• _Input for this task_:

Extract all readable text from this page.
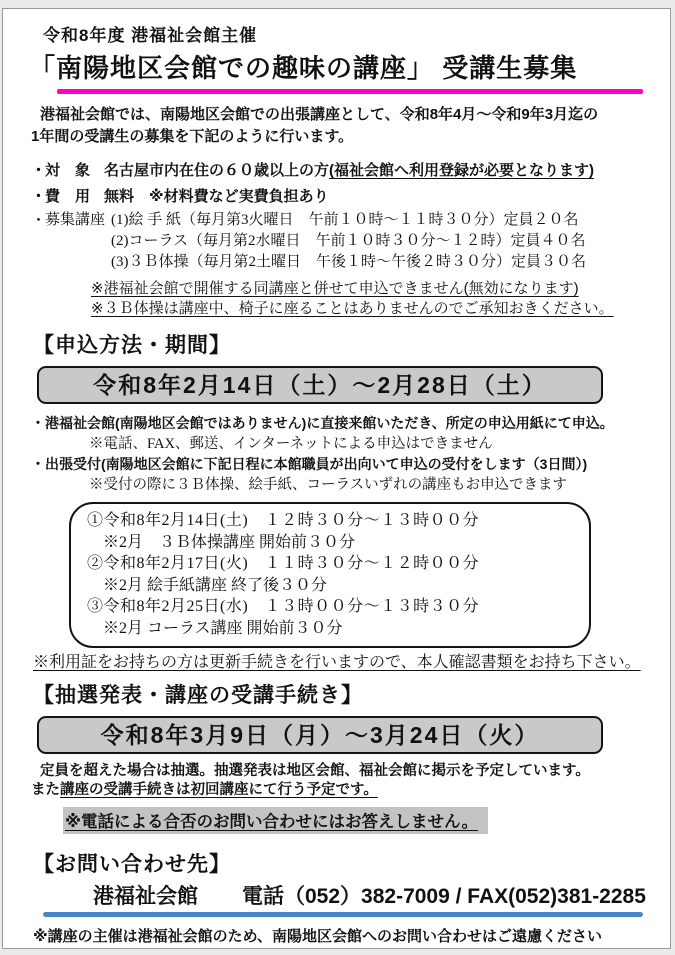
令和8年度 港福祉会館主催
「南陽地区会館での趣味の講座」 受講生募集
港福祉会館では、南陽地区会館での出張講座として、令和8年4月～令和9年3月迄の
1年間の受講生の募集を下記のように行います。
・
対　象 名古屋市内在住の６０歳以上の方(福祉会館へ利用登録が必要となります)
・
費　用 無料　※材料費など実費負担あり
・
募集講座 (1)絵 手 紙（毎月第3火曜日　午前１０時～１１時３０分）定員２０名
(2)コーラス（毎月第2水曜日　午前１０時３０分～１２時）定員４０名
(3)３Ｂ体操（毎月第2土曜日　午後１時～午後２時３０分）定員３０名
※港福祉会館で開催する同講座と併せて申込できません(無効になります)
※３Ｂ体操は講座中、椅子に座ることはありませんのでご承知おきください。
【申込方法・期間】
令和8年2月14日（土）～2月28日（土）
・港福祉会館(南陽地区会館ではありません)に直接来館いただき、所定の申込用紙にて申込。
※電話、FAX、郵送、インターネットによる申込はできません
・出張受付(南陽地区会館に下記日程に本館職員が出向いて申込の受付をします（3日間）)
※受付の際に３Ｂ体操、絵手紙、コーラスいずれの講座もお申込できます
①令和8年2月14日(土)　１２時３０分～１３時００分
※2月　３Ｂ体操講座 開始前３０分
②令和8年2月17日(火)　１１時３０分～１２時００分
※2月 絵手紙講座 終了後３０分
③令和8年2月25日(水)　１３時００分～１３時３０分
※2月 コーラス講座 開始前３０分
※利用証をお持ちの方は更新手続きを行いますので、本人確認書類をお持ち下さい。
【抽選発表・講座の受講手続き】
令和8年3月9日（月）～3月24日（火）
定員を超えた場合は抽選。抽選発表は地区会館、福祉会館に掲示を予定しています。
また講座の受講手続きは初回講座にて行う予定です。
※電話による合否のお問い合わせにはお答えしません。
【お問い合わせ先】
港福祉会館 電話（052）382-7009 / FAX(052)381-2285
※講座の主催は港福祉会館のため、南陽地区会館へのお問い合わせはご遠慮ください
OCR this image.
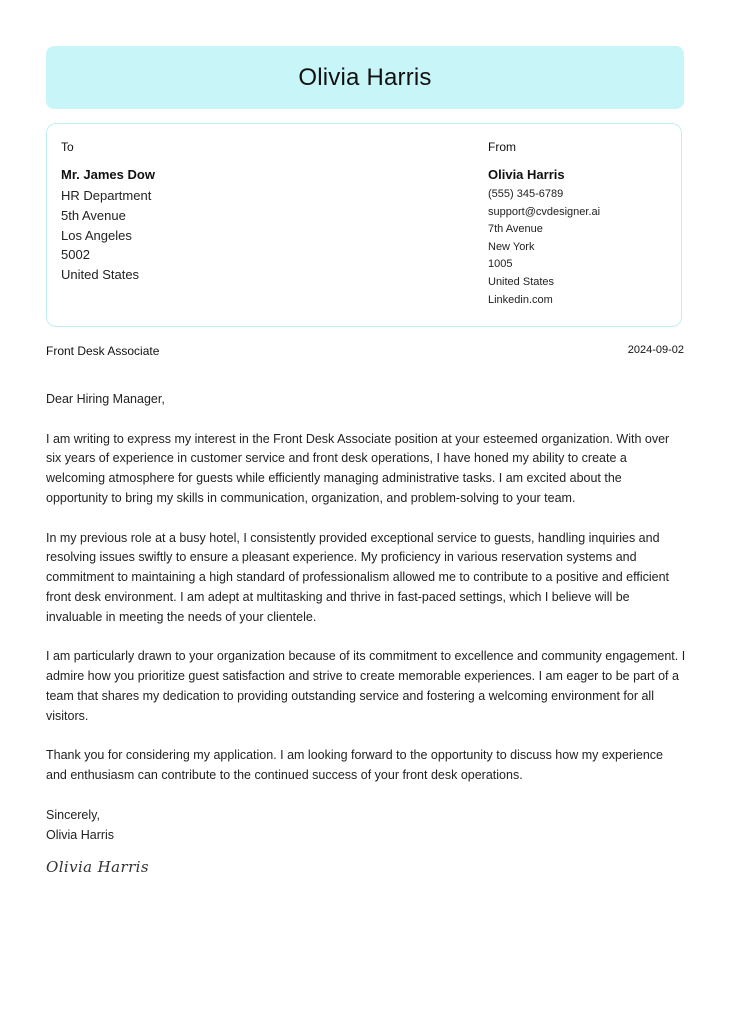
Olivia Harris
To
Mr. James Dow
HR Department
5th Avenue
Los Angeles
5002
United States
From
Olivia Harris
(555) 345-6789
support@cvdesigner.ai
7th Avenue
New York
1005
United States
Linkedin.com
Front Desk Associate	2024-09-02

Dear Hiring Manager,

I am writing to express my interest in the Front Desk Associate position at your esteemed organization. With over six years of experience in customer service and front desk operations, I have honed my ability to create a welcoming atmosphere for guests while efficiently managing administrative tasks. I am excited about the opportunity to bring my skills in communication, organization, and problem-solving to your team.

In my previous role at a busy hotel, I consistently provided exceptional service to guests, handling inquiries and resolving issues swiftly to ensure a pleasant experience. My proficiency in various reservation systems and commitment to maintaining a high standard of professionalism allowed me to contribute to a positive and efficient front desk environment. I am adept at multitasking and thrive in fast-paced settings, which I believe will be invaluable in meeting the needs of your clientele.

I am particularly drawn to your organization because of its commitment to excellence and community engagement. I admire how you prioritize guest satisfaction and strive to create memorable experiences. I am eager to be part of a team that shares my dedication to providing outstanding service and fostering a welcoming environment for all visitors.

Thank you for considering my application. I am looking forward to the opportunity to discuss how my experience and enthusiasm can contribute to the continued success of your front desk operations.

Sincerely,

Olivia Harris

Olivia Harris
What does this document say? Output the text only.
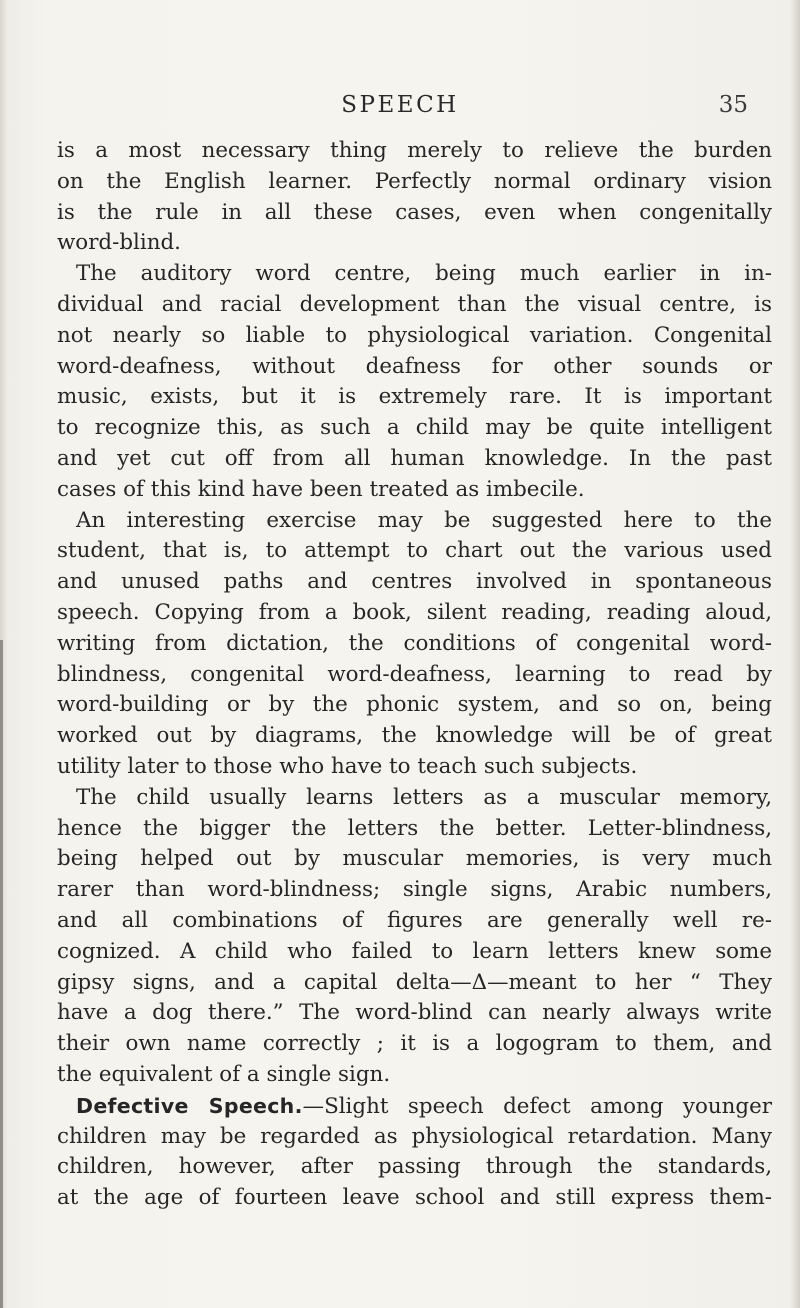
SPEECH	35
is a most necessary thing merely to relieve the burden
on the English learner. Perfectly normal ordinary vision
is the rule in all these cases, even when congenitally
word-blind.
The auditory word centre, being much earlier in in-
dividual and racial development than the visual centre, is
not nearly so liable to physiological variation. Congenital
word-deafness, without deafness for other sounds or
music, exists, but it is extremely rare. It is important
to recognize this, as such a child may be quite intelligent
and yet cut off from all human knowledge. In the past
cases of this kind have been treated as imbecile.
An interesting exercise may be suggested here to the
student, that is, to attempt to chart out the various used
and unused paths and centres involved in spontaneous
speech. Copying from a book, silent reading, reading aloud,
writing from dictation, the conditions of congenital word-
blindness, congenital word-deafness, learning to read by
word-building or by the phonic system, and so on, being
worked out by diagrams, the knowledge will be of great
utility later to those who have to teach such subjects.
The child usually learns letters as a muscular memory,
hence the bigger the letters the better. Letter-blindness,
being helped out by muscular memories, is very much
rarer than word-blindness; single signs, Arabic numbers,
and all combinations of figures are generally well re-
cognized. A child who failed to learn letters knew some
gipsy signs, and a capital delta—Δ—meant to her “ They
have a dog there.” The word-blind can nearly always write
their own name correctly ; it is a logogram to them, and
the equivalent of a single sign.
Defective Speech.—Slight speech defect among younger
children may be regarded as physiological retardation. Many
children, however, after passing through the standards,
at the age of fourteen leave school and still express them-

• _To be done_:
Exclude the images, then output the data above word for word.

• _Response to this exercise_:
Extract all readable text from this page.
令和8年度 港福祉会館主催
「南陽地区会館での趣味の講座」 受講生募集
港福祉会館では、南陽地区会館での出張講座として、令和8年4月～令和9年3月迄の
1年間の受講生の募集を下記のように行います。
・
対　象 名古屋市内在住の６０歳以上の方(福祉会館へ利用登録が必要となります)
・
費　用 無料　※材料費など実費負担あり
・
募集講座 (1)絵 手 紙（毎月第3火曜日　午前１０時～１１時３０分）定員２０名
(2)コーラス（毎月第2水曜日　午前１０時３０分～１２時）定員４０名
(3)３Ｂ体操（毎月第2土曜日　午後１時～午後２時３０分）定員３０名
※港福祉会館で開催する同講座と併せて申込できません(無効になります)
※３Ｂ体操は講座中、椅子に座ることはありませんのでご承知おきください。
【申込方法・期間】
令和8年2月14日（土）～2月28日（土）
・港福祉会館(南陽地区会館ではありません)に直接来館いただき、所定の申込用紙にて申込。
※電話、FAX、郵送、インターネットによる申込はできません
・出張受付(南陽地区会館に下記日程に本館職員が出向いて申込の受付をします（3日間）)
※受付の際に３Ｂ体操、絵手紙、コーラスいずれの講座もお申込できます
①令和8年2月14日(土)　１２時３０分～１３時００分
※2月　３Ｂ体操講座 開始前３０分
②令和8年2月17日(火)　１１時３０分～１２時００分
※2月 絵手紙講座 終了後３０分
③令和8年2月25日(水)　１３時００分～１３時３０分
※2月 コーラス講座 開始前３０分
※利用証をお持ちの方は更新手続きを行いますので、本人確認書類をお持ち下さい。
【抽選発表・講座の受講手続き】
令和8年3月9日（月）～3月24日（火）
定員を超えた場合は抽選。抽選発表は地区会館、福祉会館に掲示を予定しています。
また講座の受講手続きは初回講座にて行う予定です。
※電話による合否のお問い合わせにはお答えしません。
【お問い合わせ先】
港福祉会館 電話（052）382-7009 / FAX(052)381-2285
※講座の主催は港福祉会館のため、南陽地区会館へのお問い合わせはご遠慮ください
OCR this image.
Olivia Harris
To
Mr. James Dow
HR Department
5th Avenue
Los Angeles
5002
United States
From
Olivia Harris
(555) 345-6789
support@cvdesigner.ai
7th Avenue
New York
1005
United States
Linkedin.com
Front Desk Associate	2024-09-02

Dear Hiring Manager,

I am writing to express my interest in the Front Desk Associate position at your esteemed organization. With over six years of experience in customer service and front desk operations, I have honed my ability to create a welcoming atmosphere for guests while efficiently managing administrative tasks. I am excited about the opportunity to bring my skills in communication, organization, and problem-solving to your team.

In my previous role at a busy hotel, I consistently provided exceptional service to guests, handling inquiries and resolving issues swiftly to ensure a pleasant experience. My proficiency in various reservation systems and commitment to maintaining a high standard of professionalism allowed me to contribute to a positive and efficient front desk environment. I am adept at multitasking and thrive in fast-paced settings, which I believe will be invaluable in meeting the needs of your clientele.

I am particularly drawn to your organization because of its commitment to excellence and community engagement. I admire how you prioritize guest satisfaction and strive to create memorable experiences. I am eager to be part of a team that shares my dedication to providing outstanding service and fostering a welcoming environment for all visitors.

Thank you for considering my application. I am looking forward to the opportunity to discuss how my experience and enthusiasm can contribute to the continued success of your front desk operations.

Sincerely,

Olivia Harris

Olivia Harris
What does this document say? Output the text only.
SPEECH	35
is a most necessary thing merely to relieve the burden
on the English learner. Perfectly normal ordinary vision
is the rule in all these cases, even when congenitally
word-blind.
The auditory word centre, being much earlier in in-
dividual and racial development than the visual centre, is
not nearly so liable to physiological variation. Congenital
word-deafness, without deafness for other sounds or
music, exists, but it is extremely rare. It is important
to recognize this, as such a child may be quite intelligent
and yet cut off from all human knowledge. In the past
cases of this kind have been treated as imbecile.
An interesting exercise may be suggested here to the
student, that is, to attempt to chart out the various used
and unused paths and centres involved in spontaneous
speech. Copying from a book, silent reading, reading aloud,
writing from dictation, the conditions of congenital word-
blindness, congenital word-deafness, learning to read by
word-building or by the phonic system, and so on, being
worked out by diagrams, the knowledge will be of great
utility later to those who have to teach such subjects.
The child usually learns letters as a muscular memory,
hence the bigger the letters the better. Letter-blindness,
being helped out by muscular memories, is very much
rarer than word-blindness; single signs, Arabic numbers,
and all combinations of figures are generally well re-
cognized. A child who failed to learn letters knew some
gipsy signs, and a capital delta—Δ—meant to her “ They
have a dog there.” The word-blind can nearly always write
their own name correctly ; it is a logogram to them, and
the equivalent of a single sign.
Defective Speech.—Slight speech defect among younger
children may be regarded as physiological retardation. Many
children, however, after passing through the standards,
at the age of fourteen leave school and still express them-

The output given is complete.